PROBLEM STATEMENT
Copy the records from their first line through the line containing "speed-cell[interactable]: 70-90: [1213, 940, 1388, 976]", inclusive, and change "feed-cell" to "feed-rate-cell" while keeping everything else the same.

(Extracted records)

══════════════════════════════

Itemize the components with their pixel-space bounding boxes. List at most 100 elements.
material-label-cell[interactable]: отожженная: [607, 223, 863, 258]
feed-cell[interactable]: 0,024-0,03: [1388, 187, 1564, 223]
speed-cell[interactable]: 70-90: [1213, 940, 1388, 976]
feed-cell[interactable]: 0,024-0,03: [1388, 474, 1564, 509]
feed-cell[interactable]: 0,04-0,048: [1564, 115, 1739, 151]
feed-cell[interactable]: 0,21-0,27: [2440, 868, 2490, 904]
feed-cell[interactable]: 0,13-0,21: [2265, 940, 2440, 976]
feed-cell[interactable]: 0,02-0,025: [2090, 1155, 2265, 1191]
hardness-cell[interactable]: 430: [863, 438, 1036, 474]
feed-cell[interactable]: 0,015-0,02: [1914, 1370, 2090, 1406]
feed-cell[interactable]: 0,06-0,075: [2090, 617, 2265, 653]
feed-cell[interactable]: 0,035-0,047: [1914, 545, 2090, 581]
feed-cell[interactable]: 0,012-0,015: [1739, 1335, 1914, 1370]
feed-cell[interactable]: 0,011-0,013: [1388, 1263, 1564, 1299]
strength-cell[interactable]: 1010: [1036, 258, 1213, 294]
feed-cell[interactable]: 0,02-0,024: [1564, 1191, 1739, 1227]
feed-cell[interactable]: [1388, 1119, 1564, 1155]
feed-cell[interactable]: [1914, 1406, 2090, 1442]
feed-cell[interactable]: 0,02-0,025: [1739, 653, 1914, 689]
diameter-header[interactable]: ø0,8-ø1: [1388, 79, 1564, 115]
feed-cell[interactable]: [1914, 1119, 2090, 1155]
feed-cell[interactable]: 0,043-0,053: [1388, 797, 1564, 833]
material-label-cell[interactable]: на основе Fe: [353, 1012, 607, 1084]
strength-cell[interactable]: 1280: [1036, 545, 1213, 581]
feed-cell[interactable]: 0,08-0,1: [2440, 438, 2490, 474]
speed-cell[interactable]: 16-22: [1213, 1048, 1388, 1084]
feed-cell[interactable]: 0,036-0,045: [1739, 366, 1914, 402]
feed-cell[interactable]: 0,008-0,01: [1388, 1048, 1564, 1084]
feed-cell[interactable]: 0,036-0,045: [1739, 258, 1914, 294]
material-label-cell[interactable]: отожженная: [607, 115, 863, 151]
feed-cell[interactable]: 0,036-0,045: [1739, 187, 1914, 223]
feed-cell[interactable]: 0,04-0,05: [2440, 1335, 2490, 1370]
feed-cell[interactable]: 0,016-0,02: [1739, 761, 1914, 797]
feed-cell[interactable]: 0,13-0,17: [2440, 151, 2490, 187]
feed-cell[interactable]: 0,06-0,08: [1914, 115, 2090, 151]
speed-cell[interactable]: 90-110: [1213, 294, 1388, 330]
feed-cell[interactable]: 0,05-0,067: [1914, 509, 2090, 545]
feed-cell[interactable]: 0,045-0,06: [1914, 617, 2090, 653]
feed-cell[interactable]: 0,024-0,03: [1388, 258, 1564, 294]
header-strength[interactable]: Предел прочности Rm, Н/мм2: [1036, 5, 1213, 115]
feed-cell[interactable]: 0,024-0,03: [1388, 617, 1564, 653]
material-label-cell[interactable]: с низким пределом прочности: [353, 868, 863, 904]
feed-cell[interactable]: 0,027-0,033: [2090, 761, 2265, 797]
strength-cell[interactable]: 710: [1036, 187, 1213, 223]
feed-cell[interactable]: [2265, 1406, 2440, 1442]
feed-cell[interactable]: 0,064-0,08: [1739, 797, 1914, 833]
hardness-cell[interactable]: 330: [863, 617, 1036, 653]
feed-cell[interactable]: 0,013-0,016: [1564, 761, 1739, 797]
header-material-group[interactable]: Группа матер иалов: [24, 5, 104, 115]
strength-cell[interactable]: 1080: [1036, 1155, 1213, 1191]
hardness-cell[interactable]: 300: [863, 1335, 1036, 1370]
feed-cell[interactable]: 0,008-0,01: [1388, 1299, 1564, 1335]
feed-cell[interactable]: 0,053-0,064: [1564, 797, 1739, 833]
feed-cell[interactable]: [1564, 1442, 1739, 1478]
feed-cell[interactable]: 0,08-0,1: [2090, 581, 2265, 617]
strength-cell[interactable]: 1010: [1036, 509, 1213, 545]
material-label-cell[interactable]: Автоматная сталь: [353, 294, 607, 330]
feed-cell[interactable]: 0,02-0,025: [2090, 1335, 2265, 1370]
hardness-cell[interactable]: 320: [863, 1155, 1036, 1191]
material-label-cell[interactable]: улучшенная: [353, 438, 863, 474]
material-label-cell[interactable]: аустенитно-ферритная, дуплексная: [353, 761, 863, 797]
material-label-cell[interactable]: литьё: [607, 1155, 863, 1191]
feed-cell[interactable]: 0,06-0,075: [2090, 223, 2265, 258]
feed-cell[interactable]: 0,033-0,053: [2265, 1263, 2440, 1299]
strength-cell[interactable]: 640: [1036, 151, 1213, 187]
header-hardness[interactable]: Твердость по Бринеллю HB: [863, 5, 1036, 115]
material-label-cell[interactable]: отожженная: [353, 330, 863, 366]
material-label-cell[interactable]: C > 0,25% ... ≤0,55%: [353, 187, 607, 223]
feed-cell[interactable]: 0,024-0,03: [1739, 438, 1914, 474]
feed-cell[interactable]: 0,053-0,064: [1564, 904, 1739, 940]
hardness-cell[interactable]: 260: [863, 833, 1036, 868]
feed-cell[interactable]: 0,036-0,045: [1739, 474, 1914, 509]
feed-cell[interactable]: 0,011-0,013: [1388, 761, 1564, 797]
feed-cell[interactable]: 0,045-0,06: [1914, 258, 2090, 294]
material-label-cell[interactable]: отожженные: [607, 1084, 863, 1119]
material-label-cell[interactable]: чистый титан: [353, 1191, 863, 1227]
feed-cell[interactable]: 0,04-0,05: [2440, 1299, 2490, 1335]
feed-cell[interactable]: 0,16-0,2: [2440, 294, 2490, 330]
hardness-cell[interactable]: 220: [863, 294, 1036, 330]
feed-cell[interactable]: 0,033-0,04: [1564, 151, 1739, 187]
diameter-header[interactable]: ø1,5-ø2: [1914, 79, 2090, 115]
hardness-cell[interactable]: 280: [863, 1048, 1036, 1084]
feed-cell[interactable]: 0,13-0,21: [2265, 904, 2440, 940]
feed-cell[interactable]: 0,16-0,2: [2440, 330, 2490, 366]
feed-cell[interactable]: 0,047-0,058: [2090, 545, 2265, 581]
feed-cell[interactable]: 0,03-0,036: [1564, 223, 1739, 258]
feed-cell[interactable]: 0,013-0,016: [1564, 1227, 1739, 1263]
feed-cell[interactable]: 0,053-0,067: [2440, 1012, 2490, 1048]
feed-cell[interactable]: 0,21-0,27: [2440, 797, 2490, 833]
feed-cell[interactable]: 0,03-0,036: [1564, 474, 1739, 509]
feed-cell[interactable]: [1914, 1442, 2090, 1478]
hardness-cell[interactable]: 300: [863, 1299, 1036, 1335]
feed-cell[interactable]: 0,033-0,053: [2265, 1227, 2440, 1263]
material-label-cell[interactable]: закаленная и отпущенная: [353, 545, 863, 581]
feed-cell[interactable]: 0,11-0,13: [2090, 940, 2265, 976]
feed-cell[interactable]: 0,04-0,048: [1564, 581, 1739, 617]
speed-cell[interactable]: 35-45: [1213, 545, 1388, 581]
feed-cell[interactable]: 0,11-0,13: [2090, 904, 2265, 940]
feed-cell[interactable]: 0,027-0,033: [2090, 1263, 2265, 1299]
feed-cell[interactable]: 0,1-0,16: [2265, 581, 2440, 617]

══════════════════════════════

EXERCISE ANSWER
Itemize the components with their pixel-space bounding boxes. List at most 100 elements.
material-label-cell[interactable]: отожженная: [607, 223, 863, 258]
feed-rate-cell[interactable]: 0,024-0,03: [1388, 187, 1564, 223]
speed-cell[interactable]: 70-90: [1213, 940, 1388, 976]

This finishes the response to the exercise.